# Aquadive Bronze arrived .. Brown



## Victor Boyd (Feb 11, 2006)

Received my Aquadive Bronze today and what an amazing piece it is .

The Attention to detail all around is wonderful and I just love the Brown Dial and Brown DLC Indices ... the Brown Isofrane with Brown DLC Buckle really is a wonderful touch .

Look forward to watching this baby Patina over time .

Cheers,
Vic


----------



## nellipj (Nov 27, 2011)

Looks Fantastic! Congratulations.


----------



## arutlosjr11 (Dec 24, 2010)

Looks fantastic. Beautiful combo. My # 20 says hello!









Sent from my iPhone


----------



## Beano (Jun 27, 2010)

Looking good Vic. 

The patina on this watch will be interesting - How many of us go for the 'leave it to age' look v the keep it bright and clean...

Tick tock as I wait for #21 to be shipped....

Enjoy your new acquisition.

Regards

Beano


----------



## Ames (Feb 2, 2008)

Beano said:


> Looking good Vic.
> 
> The patina on this watch will be interesting - How many of us go for the 'leave it to age' look v the keep it bright and clean...
> 
> ...


Is it even possible to keep bright?


----------



## Beano (Jun 27, 2010)

Yep. Many metal polishes (e.g. Brasso) will remove the patina fairly easily and return the metal to its factory fresh shine.

I think this is very much personal taste. For me, I will let mine age and see how it looks.#

Regards

Beano


----------



## Ames (Feb 2, 2008)

Beano said:


> Yep. Many metal polishes (e.g. Brasso) will remove the patina fairly easily and return the metal to its factory fresh shine.
> 
> I think this is very much personal taste. For me, I will let mine age and see how it looks.#
> 
> ...


I have a Margette that's getting a new case. I might have to try it and see what it does. Could be difficult on a watch.


----------



## totorol (Jan 22, 2012)

Ames said:


> I have a Margette that's getting a new case. I might have to try it and see what it does. Could be difficult on a watch.


I heard of using catchup can get patina off the bronze, and get back to shine again!
I will probably give it a try on day!!


----------



## arutlosjr11 (Dec 24, 2010)

@ Totorol: So did you decide to go with the AD after hearing back from them this morning? 


Sent from my iPhone


----------



## totorol (Jan 22, 2012)

Arutlosjr11!!

Of course, I placed an order of the brown dial!!
I am new here, haha.....and nice to meet you friendly people here!!

thx for all the help!

Tony


----------



## W. C. Bartlett (Feb 14, 2006)

Looks great Vic and it is obvious that Aquadivee has a winner.


----------

_TASKS TO COMPLETE_
• 1. Please list every distinct username that posts in the Aquadive Bronze thread, in order of first appearance.
• 2. In the records, swap "Point" for "Marker" in everything from the line containing "- Point: [100, 373, 122, 387]" down to the line containing "- Point: [100, 491, 122, 505]", and give only those lines back.

_PROVIDED RECORDS_

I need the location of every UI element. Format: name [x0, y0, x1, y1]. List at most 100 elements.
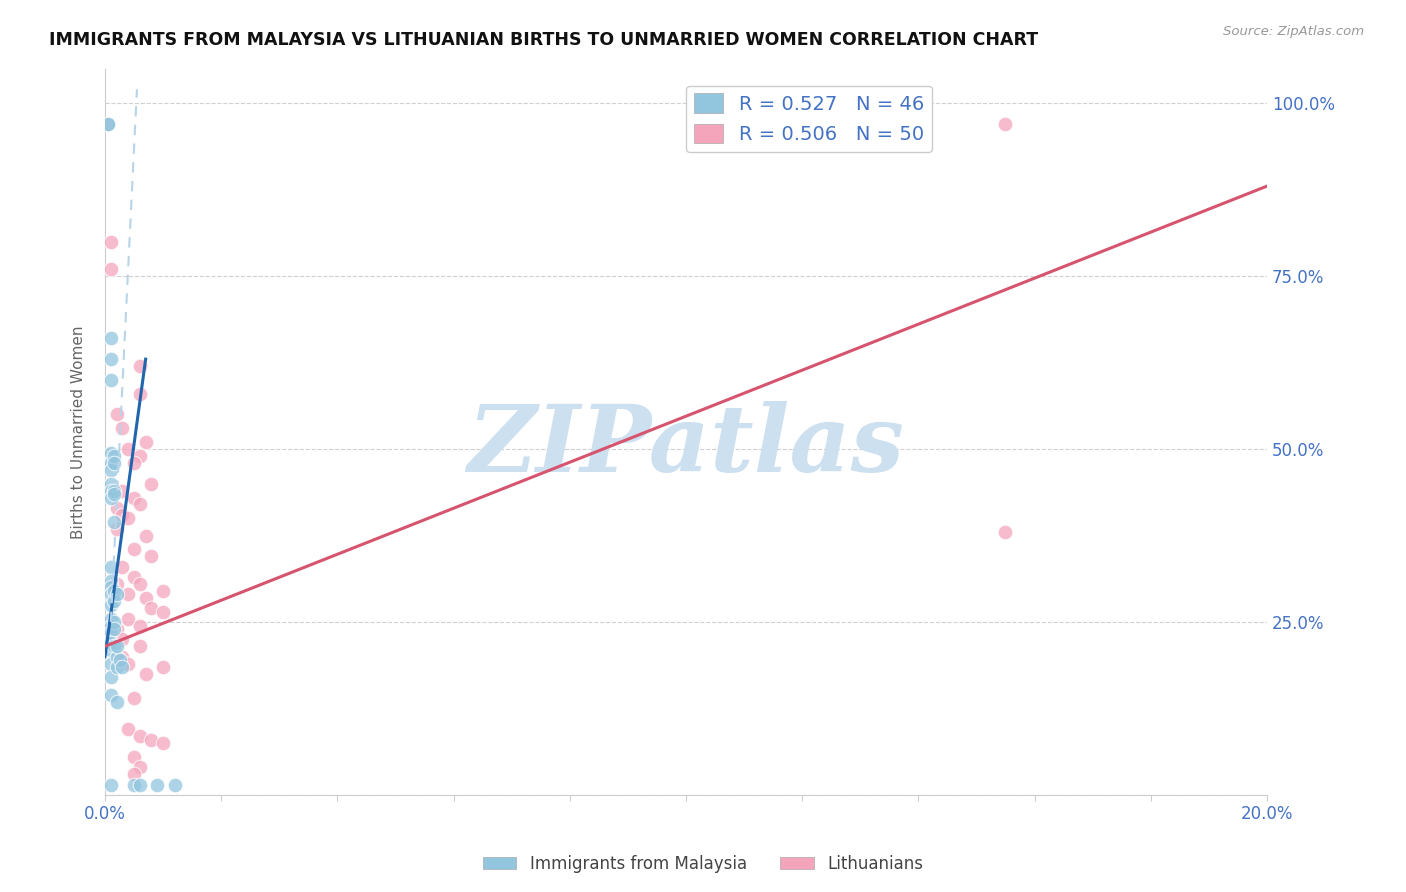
- Point: [100, 373, 122, 387]
- Point: [122, 778, 145, 792]
- Point: [103, 583, 125, 598]
- Point: [111, 421, 134, 435]
- Point: [103, 483, 125, 498]
- Point: [103, 615, 125, 629]
- Point: [100, 483, 122, 498]
- Point: [103, 594, 125, 608]
- Point: [100, 574, 122, 588]
- Point: [122, 570, 145, 584]
- Point: [117, 657, 139, 671]
- Point: [105, 577, 128, 591]
- Point: [105, 500, 128, 515]
- Point: [103, 487, 125, 501]
- Point: [100, 618, 122, 632]
- Point: [105, 660, 128, 674]
- Point: [117, 587, 139, 601]
- Point: [100, 476, 122, 491]
- Point: [105, 649, 128, 664]
- Point: [128, 618, 150, 632]
- Point: [108, 653, 131, 667]
- Point: [135, 528, 157, 542]
- Point: [105, 695, 128, 709]
- Point: [111, 649, 134, 664]
- Point: [100, 612, 122, 626]
- Point: [100, 262, 122, 277]
- Point: [100, 598, 122, 612]
- Point: [100, 688, 122, 702]
- Point: [152, 583, 174, 598]
- Point: [163, 778, 186, 792]
- Point: [128, 729, 150, 743]
- Y-axis label: Births to Unmarried Women: Births to Unmarried Women: [72, 325, 86, 539]
- Point: [152, 736, 174, 750]
- Point: [128, 359, 150, 373]
- Point: [117, 442, 139, 456]
- Text: ZIPatlas: ZIPatlas: [467, 401, 904, 491]
- Point: [111, 508, 134, 522]
- Point: [100, 352, 122, 367]
- Point: [128, 449, 150, 463]
- Point: [122, 542, 145, 557]
- Point: [141, 732, 163, 747]
- Point: [100, 463, 122, 477]
- Point: [122, 691, 145, 706]
- Point: [128, 498, 150, 512]
- Point: [100, 670, 122, 684]
- Point: [141, 601, 163, 615]
- Point: [100, 491, 122, 505]
- Legend: R = 0.527   N = 46, R = 0.506   N = 50: R = 0.527 N = 46, R = 0.506 N = 50: [686, 86, 932, 152]
- Point: [100, 778, 122, 792]
- Point: [994, 117, 1017, 131]
- Point: [111, 660, 134, 674]
- Point: [105, 640, 128, 654]
- Point: [111, 559, 134, 574]
- Point: [128, 577, 150, 591]
- Point: [111, 483, 134, 498]
- Text: IMMIGRANTS FROM MALAYSIA VS LITHUANIAN BIRTHS TO UNMARRIED WOMEN CORRELATION CHA: IMMIGRANTS FROM MALAYSIA VS LITHUANIAN B…: [49, 31, 1039, 49]
- Point: [141, 476, 163, 491]
- Point: [135, 435, 157, 450]
- Point: [103, 456, 125, 470]
- Point: [128, 386, 150, 401]
- Point: [117, 612, 139, 626]
- Point: [97, 117, 120, 131]
- Point: [100, 456, 122, 470]
- Point: [122, 750, 145, 764]
- Point: [103, 515, 125, 529]
- Point: [117, 511, 139, 525]
- Point: [128, 778, 150, 792]
- Point: [122, 456, 145, 470]
- Point: [105, 622, 128, 636]
- Point: [103, 640, 125, 654]
- Point: [105, 408, 128, 422]
- Point: [105, 522, 128, 536]
- Point: [141, 549, 163, 564]
- Point: [103, 622, 125, 636]
- Point: [117, 723, 139, 737]
- Point: [100, 445, 122, 459]
- Point: [103, 449, 125, 463]
- Text: Source: ZipAtlas.com: Source: ZipAtlas.com: [1223, 25, 1364, 38]
- Legend: Immigrants from Malaysia, Lithuanians: Immigrants from Malaysia, Lithuanians: [477, 848, 929, 880]
- Point: [128, 640, 150, 654]
- Point: [100, 636, 122, 650]
- Point: [135, 667, 157, 681]
- Point: [100, 587, 122, 601]
- Point: [146, 778, 169, 792]
- Point: [97, 117, 120, 131]
- Point: [122, 491, 145, 505]
- Point: [128, 760, 150, 774]
- Point: [100, 235, 122, 249]
- Point: [100, 642, 122, 657]
- Point: [135, 591, 157, 605]
- Point: [100, 625, 122, 640]
- Point: [97, 117, 120, 131]
- Point: [105, 587, 128, 601]
- Point: [100, 657, 122, 671]
- Point: [994, 525, 1017, 540]
- Point: [100, 581, 122, 595]
- Point: [111, 632, 134, 647]
- Point: [100, 331, 122, 345]
- Point: [100, 559, 122, 574]
- Point: [122, 767, 145, 781]
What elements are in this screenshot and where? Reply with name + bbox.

_EXERCISE RESPONSES_
• 1.
Victor Boyd
nellipj
arutlosjr11
Beano
Ames
totorol
W. C. Bartlett

• 2.
- Marker: [100, 373, 122, 387]
- Marker: [122, 778, 145, 792]
- Marker: [103, 583, 125, 598]
- Marker: [111, 421, 134, 435]
- Marker: [103, 483, 125, 498]
- Marker: [103, 615, 125, 629]
- Marker: [100, 483, 122, 498]
- Marker: [103, 594, 125, 608]
- Marker: [100, 574, 122, 588]
- Marker: [122, 570, 145, 584]
- Marker: [117, 657, 139, 671]
- Marker: [105, 577, 128, 591]
- Marker: [105, 500, 128, 515]
- Marker: [103, 487, 125, 501]
- Marker: [100, 618, 122, 632]
- Marker: [105, 660, 128, 674]
- Marker: [117, 587, 139, 601]
- Marker: [100, 476, 122, 491]
- Marker: [105, 649, 128, 664]
- Marker: [128, 618, 150, 632]
- Marker: [108, 653, 131, 667]
- Marker: [135, 528, 157, 542]
- Marker: [105, 695, 128, 709]
- Marker: [111, 649, 134, 664]
- Marker: [100, 612, 122, 626]
- Marker: [100, 262, 122, 277]
- Marker: [100, 598, 122, 612]
- Marker: [100, 688, 122, 702]
- Marker: [152, 583, 174, 598]
- Marker: [163, 778, 186, 792]
- Marker: [128, 729, 150, 743]
- Y-axis label: Births to Unmarried Women: Births to Unmarried Women: [72, 325, 86, 539]
- Marker: [152, 736, 174, 750]
- Marker: [128, 359, 150, 373]
- Marker: [117, 442, 139, 456]
- Text: ZIPatlas: ZIPatlas: [467, 401, 904, 491]
- Marker: [111, 508, 134, 522]
- Marker: [100, 352, 122, 367]
- Marker: [128, 449, 150, 463]
- Marker: [122, 542, 145, 557]
- Marker: [141, 732, 163, 747]
- Marker: [100, 463, 122, 477]
- Marker: [122, 691, 145, 706]
- Marker: [128, 498, 150, 512]
- Marker: [100, 670, 122, 684]
- Marker: [141, 601, 163, 615]
- Marker: [100, 491, 122, 505]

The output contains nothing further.